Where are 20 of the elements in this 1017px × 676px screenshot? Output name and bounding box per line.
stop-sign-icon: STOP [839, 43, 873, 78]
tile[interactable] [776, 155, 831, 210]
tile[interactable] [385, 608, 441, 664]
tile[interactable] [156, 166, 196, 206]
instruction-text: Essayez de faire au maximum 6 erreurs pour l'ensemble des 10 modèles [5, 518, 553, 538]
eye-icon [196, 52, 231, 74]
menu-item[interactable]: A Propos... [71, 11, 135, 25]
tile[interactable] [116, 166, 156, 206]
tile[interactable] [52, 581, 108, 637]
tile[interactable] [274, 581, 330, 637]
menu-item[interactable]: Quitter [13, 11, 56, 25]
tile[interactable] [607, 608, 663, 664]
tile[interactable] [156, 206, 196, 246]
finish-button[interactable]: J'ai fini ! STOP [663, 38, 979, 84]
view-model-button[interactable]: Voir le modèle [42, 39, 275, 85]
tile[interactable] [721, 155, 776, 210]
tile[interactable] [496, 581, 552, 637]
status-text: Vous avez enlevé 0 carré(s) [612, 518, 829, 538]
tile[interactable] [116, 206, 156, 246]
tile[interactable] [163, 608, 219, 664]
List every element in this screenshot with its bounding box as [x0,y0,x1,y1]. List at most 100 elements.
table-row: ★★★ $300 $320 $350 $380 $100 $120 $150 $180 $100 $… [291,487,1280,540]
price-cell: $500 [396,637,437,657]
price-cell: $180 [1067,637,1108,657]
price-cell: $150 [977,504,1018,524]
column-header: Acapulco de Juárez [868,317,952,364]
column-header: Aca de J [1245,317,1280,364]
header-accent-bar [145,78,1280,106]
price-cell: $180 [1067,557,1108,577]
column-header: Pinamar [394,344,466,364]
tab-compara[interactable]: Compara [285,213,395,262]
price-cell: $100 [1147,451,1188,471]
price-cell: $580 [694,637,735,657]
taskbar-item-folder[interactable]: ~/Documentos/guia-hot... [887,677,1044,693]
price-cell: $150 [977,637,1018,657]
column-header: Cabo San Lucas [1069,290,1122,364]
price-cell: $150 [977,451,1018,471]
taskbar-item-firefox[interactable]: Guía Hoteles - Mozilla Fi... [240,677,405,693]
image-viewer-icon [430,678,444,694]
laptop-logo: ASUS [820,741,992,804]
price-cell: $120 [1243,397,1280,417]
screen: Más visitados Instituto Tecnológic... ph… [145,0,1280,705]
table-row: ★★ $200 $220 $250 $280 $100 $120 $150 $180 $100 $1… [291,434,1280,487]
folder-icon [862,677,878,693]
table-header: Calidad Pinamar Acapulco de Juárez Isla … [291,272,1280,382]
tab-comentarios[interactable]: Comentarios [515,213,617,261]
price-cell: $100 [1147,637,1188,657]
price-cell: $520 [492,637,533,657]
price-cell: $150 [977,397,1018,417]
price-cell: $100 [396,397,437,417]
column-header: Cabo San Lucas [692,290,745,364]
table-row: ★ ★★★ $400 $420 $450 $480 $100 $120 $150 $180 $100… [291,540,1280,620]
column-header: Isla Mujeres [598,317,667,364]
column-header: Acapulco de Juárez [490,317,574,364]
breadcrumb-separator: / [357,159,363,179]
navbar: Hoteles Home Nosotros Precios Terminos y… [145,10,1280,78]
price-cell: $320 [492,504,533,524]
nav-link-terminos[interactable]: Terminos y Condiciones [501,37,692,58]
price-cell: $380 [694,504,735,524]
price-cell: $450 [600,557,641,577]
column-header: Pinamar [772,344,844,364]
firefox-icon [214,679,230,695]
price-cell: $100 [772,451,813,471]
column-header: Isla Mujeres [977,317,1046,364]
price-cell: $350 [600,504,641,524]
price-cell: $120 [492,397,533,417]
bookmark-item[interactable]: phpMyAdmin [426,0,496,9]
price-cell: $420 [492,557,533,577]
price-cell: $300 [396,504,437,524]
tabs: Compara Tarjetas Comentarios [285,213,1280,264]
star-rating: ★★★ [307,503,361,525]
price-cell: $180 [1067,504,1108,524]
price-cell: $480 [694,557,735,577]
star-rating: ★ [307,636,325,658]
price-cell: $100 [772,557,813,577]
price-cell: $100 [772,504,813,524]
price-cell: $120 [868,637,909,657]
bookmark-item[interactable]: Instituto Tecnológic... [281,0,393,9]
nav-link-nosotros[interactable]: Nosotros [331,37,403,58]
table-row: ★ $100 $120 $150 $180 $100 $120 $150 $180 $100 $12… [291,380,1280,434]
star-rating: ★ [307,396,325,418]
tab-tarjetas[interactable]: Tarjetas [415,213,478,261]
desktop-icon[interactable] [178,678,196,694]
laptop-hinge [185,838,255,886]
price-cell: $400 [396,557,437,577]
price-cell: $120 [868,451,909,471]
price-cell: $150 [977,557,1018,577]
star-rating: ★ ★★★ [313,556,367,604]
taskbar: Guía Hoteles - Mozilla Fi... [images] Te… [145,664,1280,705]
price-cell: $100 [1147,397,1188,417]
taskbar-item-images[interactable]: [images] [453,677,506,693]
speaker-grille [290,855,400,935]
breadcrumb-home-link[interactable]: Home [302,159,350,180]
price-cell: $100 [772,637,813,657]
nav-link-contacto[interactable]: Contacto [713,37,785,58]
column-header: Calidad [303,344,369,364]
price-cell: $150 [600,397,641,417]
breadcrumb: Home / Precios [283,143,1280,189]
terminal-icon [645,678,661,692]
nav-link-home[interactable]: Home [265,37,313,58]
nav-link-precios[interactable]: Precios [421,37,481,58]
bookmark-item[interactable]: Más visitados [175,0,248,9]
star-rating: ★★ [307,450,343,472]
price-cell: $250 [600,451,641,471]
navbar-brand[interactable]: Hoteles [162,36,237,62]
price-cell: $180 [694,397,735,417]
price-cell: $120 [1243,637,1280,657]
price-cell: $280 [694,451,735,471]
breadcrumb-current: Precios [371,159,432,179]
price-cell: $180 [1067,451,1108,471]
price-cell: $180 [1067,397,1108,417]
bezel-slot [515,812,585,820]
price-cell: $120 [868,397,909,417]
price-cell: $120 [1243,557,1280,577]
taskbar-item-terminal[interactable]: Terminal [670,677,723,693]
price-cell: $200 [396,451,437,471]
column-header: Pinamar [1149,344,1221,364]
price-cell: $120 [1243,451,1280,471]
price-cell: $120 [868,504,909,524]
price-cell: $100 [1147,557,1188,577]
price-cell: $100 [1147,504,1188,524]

---+---

Reproduce all of the rows above word for word, in the same order.

Where are 20 of the elements in this 1017px × 676px screenshot? Output name and bounding box per line.
stop-sign-icon: STOP [839, 43, 873, 78]
tile[interactable] [776, 155, 831, 210]
tile[interactable] [385, 608, 441, 664]
tile[interactable] [156, 166, 196, 206]
instruction-text: Essayez de faire au maximum 6 erreurs pour l'ensemble des 10 modèles [5, 518, 553, 538]
eye-icon [196, 52, 231, 74]
menu-item[interactable]: A Propos... [71, 11, 135, 25]
tile[interactable] [116, 166, 156, 206]
tile[interactable] [52, 581, 108, 637]
tile[interactable] [274, 581, 330, 637]
menu-item[interactable]: Quitter [13, 11, 56, 25]
tile[interactable] [607, 608, 663, 664]
tile[interactable] [156, 206, 196, 246]
finish-button[interactable]: J'ai fini ! STOP [663, 38, 979, 84]
view-model-button[interactable]: Voir le modèle [42, 39, 275, 85]
tile[interactable] [721, 155, 776, 210]
tile[interactable] [496, 581, 552, 637]
status-text: Vous avez enlevé 0 carré(s) [612, 518, 829, 538]
tile[interactable] [116, 206, 156, 246]
tile[interactable] [163, 608, 219, 664]
List every element in this screenshot with its bounding box as [x0,y0,x1,y1]. List at most 100 elements.
table-row: ★★★ $300 $320 $350 $380 $100 $120 $150 $180 $100 $… [291,487,1280,540]
price-cell: $500 [396,637,437,657]
price-cell: $180 [1067,637,1108,657]
price-cell: $150 [977,504,1018,524]
column-header: Acapulco de Juárez [868,317,952,364]
column-header: Aca de J [1245,317,1280,364]
header-accent-bar [145,78,1280,106]
price-cell: $180 [1067,557,1108,577]
column-header: Pinamar [394,344,466,364]
tab-compara[interactable]: Compara [285,213,395,262]
price-cell: $100 [1147,451,1188,471]
price-cell: $580 [694,637,735,657]
taskbar-item-folder[interactable]: ~/Documentos/guia-hot... [887,677,1044,693]
price-cell: $150 [977,637,1018,657]
column-header: Cabo San Lucas [1069,290,1122,364]
price-cell: $150 [977,451,1018,471]
taskbar-item-firefox[interactable]: Guía Hoteles - Mozilla Fi... [240,677,405,693]
image-viewer-icon [430,678,444,694]
laptop-logo: ASUS [820,741,992,804]
price-cell: $120 [1243,397,1280,417]
screen: Más visitados Instituto Tecnológic... ph… [145,0,1280,705]
table-row: ★★ $200 $220 $250 $280 $100 $120 $150 $180 $100 $1… [291,434,1280,487]
folder-icon [862,677,878,693]
table-header: Calidad Pinamar Acapulco de Juárez Isla … [291,272,1280,382]
tab-comentarios[interactable]: Comentarios [515,213,617,261]
price-cell: $100 [1147,637,1188,657]
price-cell: $520 [492,637,533,657]
price-cell: $150 [977,397,1018,417]
price-cell: $100 [396,397,437,417]
column-header: Cabo San Lucas [692,290,745,364]
table-row: ★ ★★★ $400 $420 $450 $480 $100 $120 $150 $180 $100… [291,540,1280,620]
column-header: Isla Mujeres [598,317,667,364]
column-header: Acapulco de Juárez [490,317,574,364]
breadcrumb-separator: / [357,159,363,179]
navbar: Hoteles Home Nosotros Precios Terminos y… [145,10,1280,78]
price-cell: $320 [492,504,533,524]
nav-link-terminos[interactable]: Terminos y Condiciones [501,37,692,58]
price-cell: $380 [694,504,735,524]
price-cell: $450 [600,557,641,577]
column-header: Pinamar [772,344,844,364]
firefox-icon [214,679,230,695]
price-cell: $100 [772,451,813,471]
column-header: Isla Mujeres [977,317,1046,364]
price-cell: $350 [600,504,641,524]
price-cell: $120 [492,397,533,417]
bookmark-item[interactable]: phpMyAdmin [426,0,496,9]
price-cell: $420 [492,557,533,577]
price-cell: $300 [396,504,437,524]
tabs: Compara Tarjetas Comentarios [285,213,1280,264]
star-rating: ★★★ [307,503,361,525]
price-cell: $180 [1067,504,1108,524]
price-cell: $480 [694,557,735,577]
star-rating: ★ [307,636,325,658]
price-cell: $100 [772,557,813,577]
price-cell: $100 [772,504,813,524]
price-cell: $120 [868,637,909,657]
bookmark-item[interactable]: Instituto Tecnológic... [281,0,393,9]
nav-link-nosotros[interactable]: Nosotros [331,37,403,58]
table-row: ★ $100 $120 $150 $180 $100 $120 $150 $180 $100 $12… [291,380,1280,434]
star-rating: ★ [307,396,325,418]
tab-tarjetas[interactable]: Tarjetas [415,213,478,261]
desktop-icon[interactable] [178,678,196,694]
laptop-hinge [185,838,255,886]
price-cell: $400 [396,557,437,577]
price-cell: $120 [868,451,909,471]
price-cell: $150 [977,557,1018,577]
star-rating: ★ ★★★ [313,556,367,604]
taskbar: Guía Hoteles - Mozilla Fi... [images] Te… [145,664,1280,705]
price-cell: $100 [1147,397,1188,417]
taskbar-item-images[interactable]: [images] [453,677,506,693]
speaker-grille [290,855,400,935]
breadcrumb-home-link[interactable]: Home [302,159,350,180]
price-cell: $100 [772,637,813,657]
nav-link-contacto[interactable]: Contacto [713,37,785,58]
column-header: Calidad [303,344,369,364]
price-cell: $150 [600,397,641,417]
breadcrumb: Home / Precios [283,143,1280,189]
terminal-icon [645,678,661,692]
nav-link-home[interactable]: Home [265,37,313,58]
nav-link-precios[interactable]: Precios [421,37,481,58]
bookmark-item[interactable]: Más visitados [175,0,248,9]
star-rating: ★★ [307,450,343,472]
price-cell: $250 [600,451,641,471]
navbar-brand[interactable]: Hoteles [162,36,237,62]
price-cell: $180 [694,397,735,417]
price-cell: $120 [1243,637,1280,657]
price-cell: $280 [694,451,735,471]
breadcrumb-current: Precios [371,159,432,179]
price-cell: $180 [1067,451,1108,471]
price-cell: $180 [1067,397,1108,417]
bezel-slot [515,812,585,820]
price-cell: $120 [868,397,909,417]
price-cell: $120 [1243,557,1280,577]
taskbar-item-terminal[interactable]: Terminal [670,677,723,693]
price-cell: $200 [396,451,437,471]
column-header: Pinamar [1149,344,1221,364]
price-cell: $120 [1243,451,1280,471]
price-cell: $120 [868,504,909,524]
price-cell: $100 [1147,557,1188,577]
price-cell: $100 [1147,504,1188,524]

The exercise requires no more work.